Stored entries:
--------------------------------------------------

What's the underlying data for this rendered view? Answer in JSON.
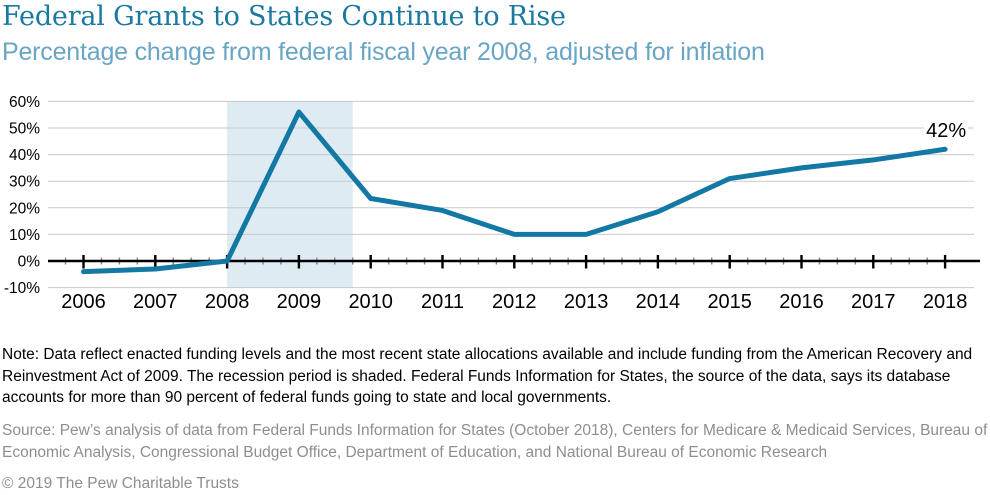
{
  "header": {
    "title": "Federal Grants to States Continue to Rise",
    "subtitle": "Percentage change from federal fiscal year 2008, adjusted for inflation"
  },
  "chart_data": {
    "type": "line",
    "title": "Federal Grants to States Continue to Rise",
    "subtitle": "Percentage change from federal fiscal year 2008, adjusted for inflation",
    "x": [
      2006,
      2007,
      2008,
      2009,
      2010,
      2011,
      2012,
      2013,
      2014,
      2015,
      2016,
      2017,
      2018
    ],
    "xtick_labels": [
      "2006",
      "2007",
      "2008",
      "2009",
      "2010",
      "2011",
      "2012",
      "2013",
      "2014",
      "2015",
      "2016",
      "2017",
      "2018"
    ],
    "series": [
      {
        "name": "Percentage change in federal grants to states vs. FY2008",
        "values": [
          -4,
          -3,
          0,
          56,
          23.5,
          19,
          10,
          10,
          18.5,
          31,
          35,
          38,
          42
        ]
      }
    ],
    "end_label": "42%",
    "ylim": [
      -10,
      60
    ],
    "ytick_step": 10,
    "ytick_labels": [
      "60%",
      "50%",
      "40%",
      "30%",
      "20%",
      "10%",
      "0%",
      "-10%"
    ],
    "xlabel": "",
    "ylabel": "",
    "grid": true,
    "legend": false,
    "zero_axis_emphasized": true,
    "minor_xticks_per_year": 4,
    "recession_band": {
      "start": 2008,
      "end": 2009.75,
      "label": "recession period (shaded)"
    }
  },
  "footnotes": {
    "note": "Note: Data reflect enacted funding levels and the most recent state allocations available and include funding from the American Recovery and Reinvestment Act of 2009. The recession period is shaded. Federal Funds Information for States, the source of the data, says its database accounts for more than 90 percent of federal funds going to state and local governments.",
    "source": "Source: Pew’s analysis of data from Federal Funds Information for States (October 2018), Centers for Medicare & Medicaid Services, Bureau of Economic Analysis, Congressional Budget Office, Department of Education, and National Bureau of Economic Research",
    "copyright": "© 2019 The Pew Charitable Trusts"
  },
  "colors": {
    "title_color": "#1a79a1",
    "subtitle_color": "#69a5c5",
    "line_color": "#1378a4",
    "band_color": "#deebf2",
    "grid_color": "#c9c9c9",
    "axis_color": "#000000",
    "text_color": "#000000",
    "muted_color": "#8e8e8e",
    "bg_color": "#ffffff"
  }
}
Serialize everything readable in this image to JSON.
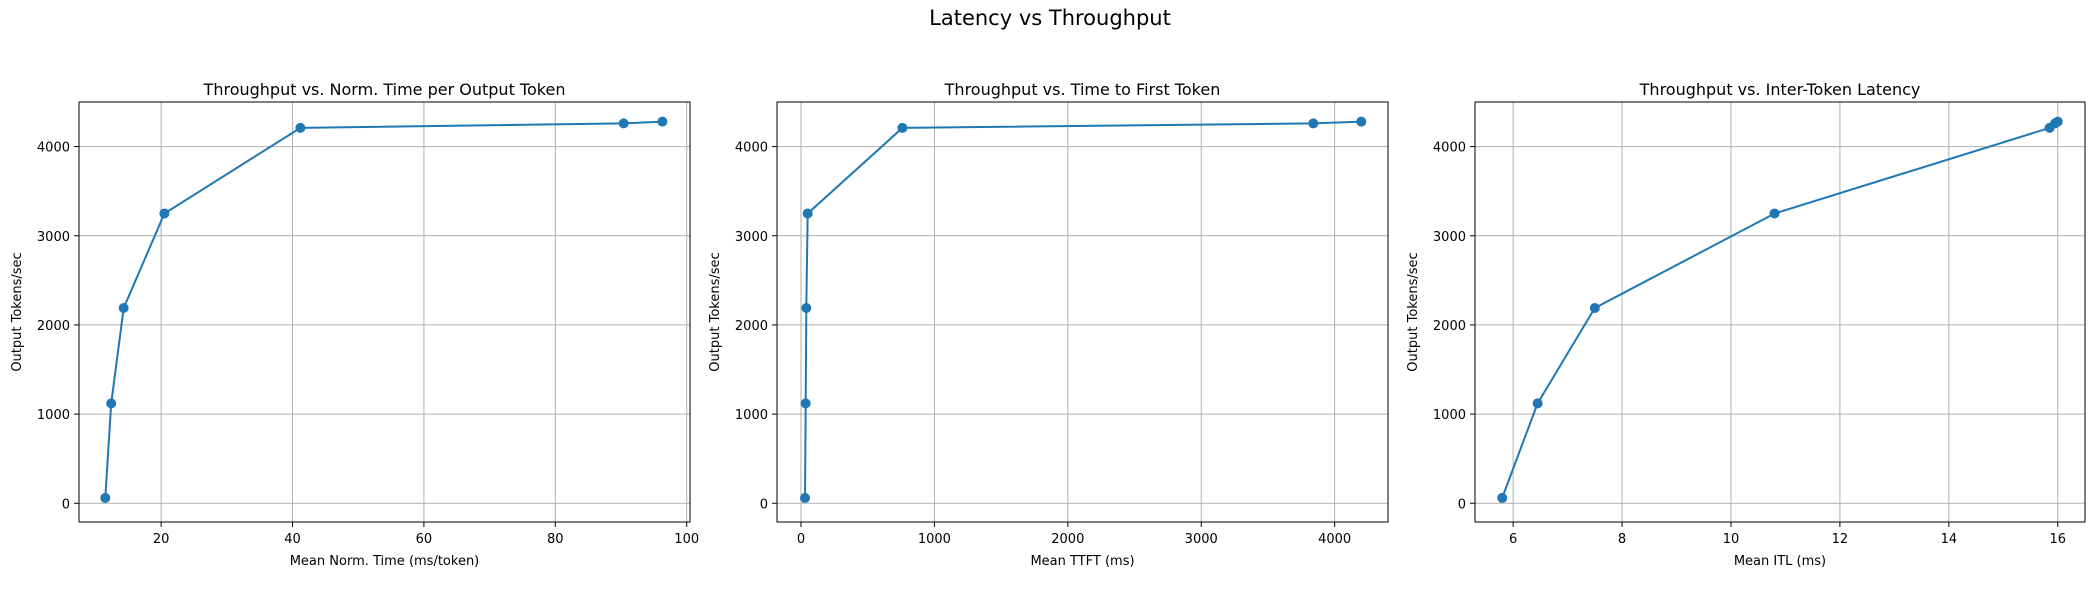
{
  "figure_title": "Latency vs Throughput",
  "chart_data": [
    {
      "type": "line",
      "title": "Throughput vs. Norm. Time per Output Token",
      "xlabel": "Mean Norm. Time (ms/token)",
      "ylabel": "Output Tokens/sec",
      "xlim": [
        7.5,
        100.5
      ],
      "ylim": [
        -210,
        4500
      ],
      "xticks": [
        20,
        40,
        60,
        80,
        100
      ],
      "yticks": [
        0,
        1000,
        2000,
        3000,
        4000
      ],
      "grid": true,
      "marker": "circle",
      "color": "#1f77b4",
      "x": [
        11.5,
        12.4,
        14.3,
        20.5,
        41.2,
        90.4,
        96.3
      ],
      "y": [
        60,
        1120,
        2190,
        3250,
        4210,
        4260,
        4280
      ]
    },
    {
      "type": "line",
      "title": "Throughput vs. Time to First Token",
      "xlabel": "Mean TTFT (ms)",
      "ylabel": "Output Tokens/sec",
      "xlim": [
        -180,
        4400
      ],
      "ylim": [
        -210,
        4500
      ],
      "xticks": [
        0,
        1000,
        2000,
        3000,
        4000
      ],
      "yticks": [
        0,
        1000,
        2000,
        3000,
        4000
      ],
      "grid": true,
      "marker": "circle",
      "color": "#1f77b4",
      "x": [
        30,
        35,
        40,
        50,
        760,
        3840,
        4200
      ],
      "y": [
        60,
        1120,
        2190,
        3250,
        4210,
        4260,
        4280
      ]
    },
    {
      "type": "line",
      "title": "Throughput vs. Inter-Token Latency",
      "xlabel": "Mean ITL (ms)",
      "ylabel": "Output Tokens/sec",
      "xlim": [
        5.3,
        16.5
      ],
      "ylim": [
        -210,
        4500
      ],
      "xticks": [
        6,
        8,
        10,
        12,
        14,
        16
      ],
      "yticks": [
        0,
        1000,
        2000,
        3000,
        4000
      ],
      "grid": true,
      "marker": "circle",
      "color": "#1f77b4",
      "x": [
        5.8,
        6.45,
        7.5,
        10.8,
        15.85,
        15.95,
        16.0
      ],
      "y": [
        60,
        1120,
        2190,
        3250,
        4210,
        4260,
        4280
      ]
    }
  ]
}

--------------------------------------------------

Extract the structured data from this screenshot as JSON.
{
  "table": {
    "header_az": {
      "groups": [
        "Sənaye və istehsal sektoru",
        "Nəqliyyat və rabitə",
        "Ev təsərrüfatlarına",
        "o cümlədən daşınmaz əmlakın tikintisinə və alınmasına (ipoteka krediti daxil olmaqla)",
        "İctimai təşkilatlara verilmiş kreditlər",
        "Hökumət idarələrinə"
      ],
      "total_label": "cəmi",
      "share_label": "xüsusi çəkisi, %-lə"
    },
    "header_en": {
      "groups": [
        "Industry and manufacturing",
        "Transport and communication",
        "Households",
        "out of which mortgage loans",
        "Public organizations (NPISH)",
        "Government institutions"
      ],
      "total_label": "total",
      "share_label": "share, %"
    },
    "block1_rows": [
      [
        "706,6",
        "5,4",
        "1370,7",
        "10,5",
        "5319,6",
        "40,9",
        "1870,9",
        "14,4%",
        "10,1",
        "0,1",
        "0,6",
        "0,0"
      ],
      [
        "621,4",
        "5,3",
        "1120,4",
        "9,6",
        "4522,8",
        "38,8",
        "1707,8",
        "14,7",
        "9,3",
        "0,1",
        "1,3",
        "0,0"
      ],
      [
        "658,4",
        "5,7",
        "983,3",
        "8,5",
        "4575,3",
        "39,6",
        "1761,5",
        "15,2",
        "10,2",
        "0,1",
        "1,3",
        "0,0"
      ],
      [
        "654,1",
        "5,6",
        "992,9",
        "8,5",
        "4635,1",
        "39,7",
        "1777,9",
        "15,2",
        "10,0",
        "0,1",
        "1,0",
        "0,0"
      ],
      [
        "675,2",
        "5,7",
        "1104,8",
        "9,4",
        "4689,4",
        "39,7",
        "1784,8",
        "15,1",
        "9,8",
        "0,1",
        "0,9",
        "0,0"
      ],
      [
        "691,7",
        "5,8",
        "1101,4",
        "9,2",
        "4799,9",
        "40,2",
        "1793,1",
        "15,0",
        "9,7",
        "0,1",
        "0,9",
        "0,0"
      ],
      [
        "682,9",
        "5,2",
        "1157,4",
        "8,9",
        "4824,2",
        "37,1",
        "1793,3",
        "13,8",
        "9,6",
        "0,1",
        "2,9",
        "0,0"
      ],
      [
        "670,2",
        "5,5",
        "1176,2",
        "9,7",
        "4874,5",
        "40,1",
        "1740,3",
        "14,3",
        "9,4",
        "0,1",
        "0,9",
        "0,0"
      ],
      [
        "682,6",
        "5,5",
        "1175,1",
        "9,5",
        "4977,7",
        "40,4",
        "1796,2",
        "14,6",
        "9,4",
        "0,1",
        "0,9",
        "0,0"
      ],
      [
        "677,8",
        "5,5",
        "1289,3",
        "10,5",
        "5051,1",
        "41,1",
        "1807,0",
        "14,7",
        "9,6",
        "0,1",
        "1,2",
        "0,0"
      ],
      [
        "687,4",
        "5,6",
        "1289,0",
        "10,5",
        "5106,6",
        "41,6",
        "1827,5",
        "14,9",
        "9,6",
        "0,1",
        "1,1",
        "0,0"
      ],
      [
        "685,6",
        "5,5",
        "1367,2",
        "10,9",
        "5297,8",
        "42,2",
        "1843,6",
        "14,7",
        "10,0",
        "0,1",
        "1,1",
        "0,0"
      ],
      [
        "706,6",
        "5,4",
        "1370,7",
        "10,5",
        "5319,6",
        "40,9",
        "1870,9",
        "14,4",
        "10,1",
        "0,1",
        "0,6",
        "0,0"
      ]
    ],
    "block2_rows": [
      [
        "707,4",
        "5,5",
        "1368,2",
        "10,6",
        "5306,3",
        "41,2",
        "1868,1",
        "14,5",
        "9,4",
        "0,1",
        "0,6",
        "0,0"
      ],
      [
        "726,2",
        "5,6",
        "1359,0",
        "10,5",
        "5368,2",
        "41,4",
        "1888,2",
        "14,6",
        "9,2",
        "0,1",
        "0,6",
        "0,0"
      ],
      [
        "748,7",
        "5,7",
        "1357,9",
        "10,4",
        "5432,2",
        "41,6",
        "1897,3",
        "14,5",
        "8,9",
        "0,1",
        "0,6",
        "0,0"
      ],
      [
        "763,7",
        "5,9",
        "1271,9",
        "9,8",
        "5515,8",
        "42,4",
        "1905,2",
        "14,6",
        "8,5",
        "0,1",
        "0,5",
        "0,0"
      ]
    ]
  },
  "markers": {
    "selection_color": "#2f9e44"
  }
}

--------------------------------------------------

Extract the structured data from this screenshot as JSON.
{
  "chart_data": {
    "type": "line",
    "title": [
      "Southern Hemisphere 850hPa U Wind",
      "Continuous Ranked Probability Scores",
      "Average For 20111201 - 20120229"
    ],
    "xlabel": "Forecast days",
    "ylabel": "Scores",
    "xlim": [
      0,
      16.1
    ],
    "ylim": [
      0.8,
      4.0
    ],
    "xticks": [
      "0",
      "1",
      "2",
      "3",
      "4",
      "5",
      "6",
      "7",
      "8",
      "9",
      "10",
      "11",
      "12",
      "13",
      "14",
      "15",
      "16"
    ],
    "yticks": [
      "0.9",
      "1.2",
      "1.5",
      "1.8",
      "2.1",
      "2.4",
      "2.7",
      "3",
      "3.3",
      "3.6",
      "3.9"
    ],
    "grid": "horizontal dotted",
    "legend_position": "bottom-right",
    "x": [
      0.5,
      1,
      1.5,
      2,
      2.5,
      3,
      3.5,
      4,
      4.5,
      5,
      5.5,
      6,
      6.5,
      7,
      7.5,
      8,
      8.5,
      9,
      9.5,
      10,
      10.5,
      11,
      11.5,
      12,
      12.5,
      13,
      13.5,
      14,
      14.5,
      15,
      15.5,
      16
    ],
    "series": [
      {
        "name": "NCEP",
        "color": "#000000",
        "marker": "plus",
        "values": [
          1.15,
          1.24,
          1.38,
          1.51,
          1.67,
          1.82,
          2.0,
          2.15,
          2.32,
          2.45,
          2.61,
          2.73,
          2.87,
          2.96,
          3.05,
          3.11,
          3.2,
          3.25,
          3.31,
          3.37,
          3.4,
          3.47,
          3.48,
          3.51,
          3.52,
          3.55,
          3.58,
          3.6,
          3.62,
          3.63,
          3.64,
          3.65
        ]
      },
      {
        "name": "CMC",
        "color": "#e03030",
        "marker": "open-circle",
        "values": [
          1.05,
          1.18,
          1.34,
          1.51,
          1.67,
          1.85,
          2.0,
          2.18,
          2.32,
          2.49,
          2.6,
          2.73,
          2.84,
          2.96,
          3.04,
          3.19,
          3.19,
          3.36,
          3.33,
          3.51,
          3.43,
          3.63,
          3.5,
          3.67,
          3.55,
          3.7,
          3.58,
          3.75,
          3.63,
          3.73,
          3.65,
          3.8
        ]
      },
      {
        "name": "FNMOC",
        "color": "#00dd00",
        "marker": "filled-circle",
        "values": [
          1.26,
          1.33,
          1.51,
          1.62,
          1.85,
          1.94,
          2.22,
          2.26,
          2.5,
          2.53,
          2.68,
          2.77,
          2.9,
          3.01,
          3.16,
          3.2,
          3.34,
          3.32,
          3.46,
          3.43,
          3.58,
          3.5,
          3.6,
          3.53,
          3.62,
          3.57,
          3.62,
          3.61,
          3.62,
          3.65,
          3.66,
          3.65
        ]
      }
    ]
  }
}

--------------------------------------------------

WRITTEN TASK:
In the listing, how many lines hold "xlabel"? Answer with a bare number.

ANSWER TO THIS EXERCISE:
5